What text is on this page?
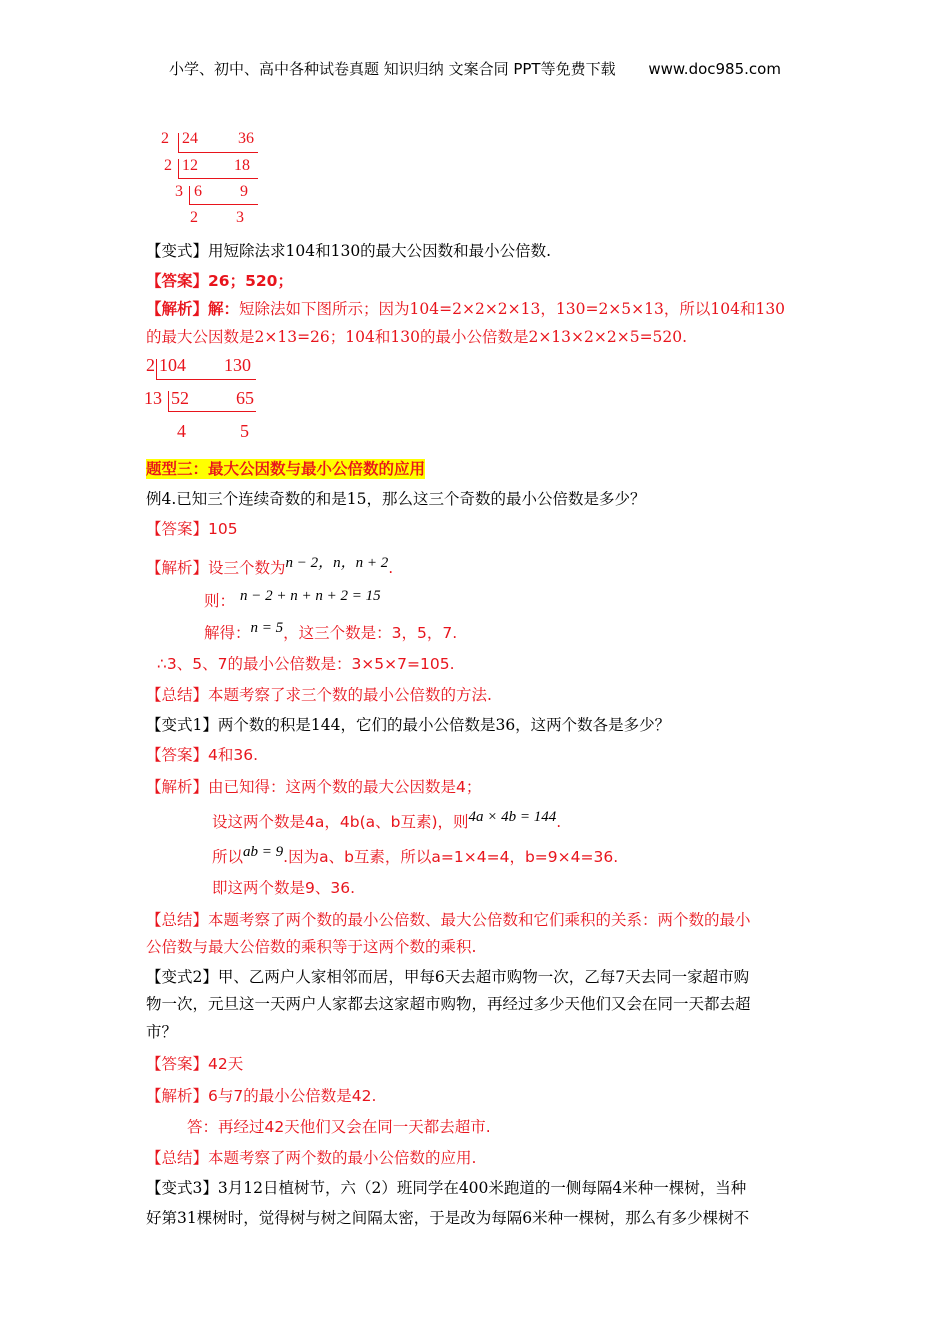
小学、初中、高中各种试卷真题 知识归纳 文案合同 PPT等免费下载 www.doc985.com
2 24	36
2 12 18
3 6 9
2 3
【变式】用短除法求104和130的最大公因数和最小公倍数.
【答案】26；520；
【解析】解：短除法如下图所示；因为104=2×2×2×13，130=2×5×13，所以104和130
的最大公因数是2×13=26；104和130的最小公倍数是2×13×2×2×5=520.
2 104 130
13 52	65
4	5
题型三：最大公因数与最小公倍数的应用
例4.已知三个连续奇数的和是15，那么这三个奇数的最小公倍数是多少？
【答案】105
【解析】设三个数为n − 2，n，n + 2.
则： n − 2 + n + n + 2 = 15
解得：n = 5，这三个数是：3，5，7.
∴3、5、7的最小公倍数是：3×5×7=105.
【总结】本题考察了求三个数的最小公倍数的方法.
【变式1】两个数的积是144，它们的最小公倍数是36，这两个数各是多少？
【答案】4和36.
【解析】由已知得：这两个数的最大公因数是4；
设这两个数是4a，4b(a、b互素)，则4a × 4b = 144.
所以ab = 9.因为a、b互素，所以a=1×4=4，b=9×4=36.
即这两个数是9、36.
【总结】本题考察了两个数的最小公倍数、最大公倍数和它们乘积的关系：两个数的最小
公倍数与最大公倍数的乘积等于这两个数的乘积.
【变式2】甲、乙两户人家相邻而居，甲每6天去超市购物一次，乙每7天去同一家超市购
物一次，元旦这一天两户人家都去这家超市购物，再经过多少天他们又会在同一天都去超
市？
【答案】42天
【解析】6与7的最小公倍数是42.
答：再经过42天他们又会在同一天都去超市.
【总结】本题考察了两个数的最小公倍数的应用.
【变式3】3月12日植树节，六（2）班同学在400米跑道的一侧每隔4米种一棵树，当种
好第31棵树时，觉得树与树之间隔太密，于是改为每隔6米种一棵树，那么有多少棵树不
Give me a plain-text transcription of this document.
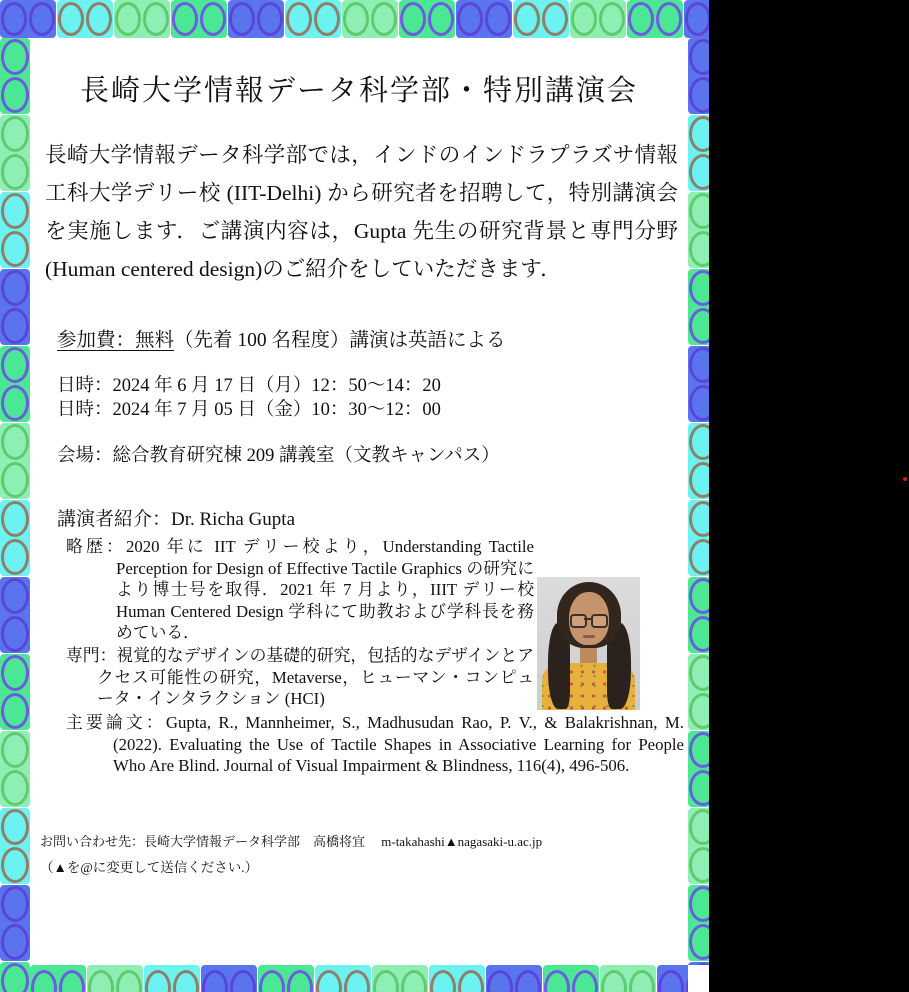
長崎大学情報データ科学部・特別講演会
長崎大学情報データ科学部では，インドのインドラプラズサ情報工科大学デリー校 (IIT-Delhi) から研究者を招聘して，特別講演会を実施します．ご講演内容は，Gupta 先生の研究背景と専門分野(Human centered design)のご紹介をしていただきます．
参加費：無料（先着 100 名程度）講演は英語による
日時：2024 年 6 月 17 日（月）12：50～14：20
日時：2024 年 7 月 05 日（金）10：30～12：00
会場：総合教育研究棟 209 講義室（文教キャンパス）
講演者紹介：Dr. Richa Gupta
略歴：2020 年に IIT デリー校より，Understanding Tactile Perception for Design of Effective Tactile Graphics の研究により博士号を取得．2021 年 7 月より，IIIT デリー校 Human Centered Design 学科にて助教および学科長を務めている．
専門：視覚的なデザインの基礎的研究，包括的なデザインとアクセス可能性の研究，Metaverse，ヒューマン・コンピュータ・インタラクション (HCI)
主要論文：Gupta, R., Mannheimer, S., Madhusudan Rao, P. V., & Balakrishnan, M. (2022). Evaluating the Use of Tactile Shapes in Associative Learning for People Who Are Blind. Journal of Visual Impairment & Blindness, 116(4), 496-506.
お問い合わせ先：長崎大学情報データ科学部　高橋将宜　 m-takahashi▲nagasaki-u.ac.jp
（▲を@に変更して送信ください.）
################
DIRECTIONS FOR THIS TASK — Starting at the line that contains "Give me a plain-text", please write out every line to the end of the entries, inclusive, copied exactly and with pictures omitted.

SOLUTION TO THE EXERCISE —
Give me a plain-text transcription of this document.
長崎大学情報データ科学部・特別講演会
長崎大学情報データ科学部では，インドのインドラプラズサ情報工科大学デリー校 (IIT-Delhi) から研究者を招聘して，特別講演会を実施します．ご講演内容は，Gupta 先生の研究背景と専門分野(Human centered design)のご紹介をしていただきます．
参加費：無料（先着 100 名程度）講演は英語による
日時：2024 年 6 月 17 日（月）12：50～14：20
日時：2024 年 7 月 05 日（金）10：30～12：00
会場：総合教育研究棟 209 講義室（文教キャンパス）
講演者紹介：Dr. Richa Gupta
略歴：2020 年に IIT デリー校より，Understanding Tactile Perception for Design of Effective Tactile Graphics の研究により博士号を取得．2021 年 7 月より，IIIT デリー校 Human Centered Design 学科にて助教および学科長を務めている．
専門：視覚的なデザインの基礎的研究，包括的なデザインとアクセス可能性の研究，Metaverse，ヒューマン・コンピュータ・インタラクション (HCI)
主要論文：Gupta, R., Mannheimer, S., Madhusudan Rao, P. V., & Balakrishnan, M. (2022). Evaluating the Use of Tactile Shapes in Associative Learning for People Who Are Blind. Journal of Visual Impairment & Blindness, 116(4), 496-506.
お問い合わせ先：長崎大学情報データ科学部　高橋将宜　 m-takahashi▲nagasaki-u.ac.jp
（▲を@に変更して送信ください.）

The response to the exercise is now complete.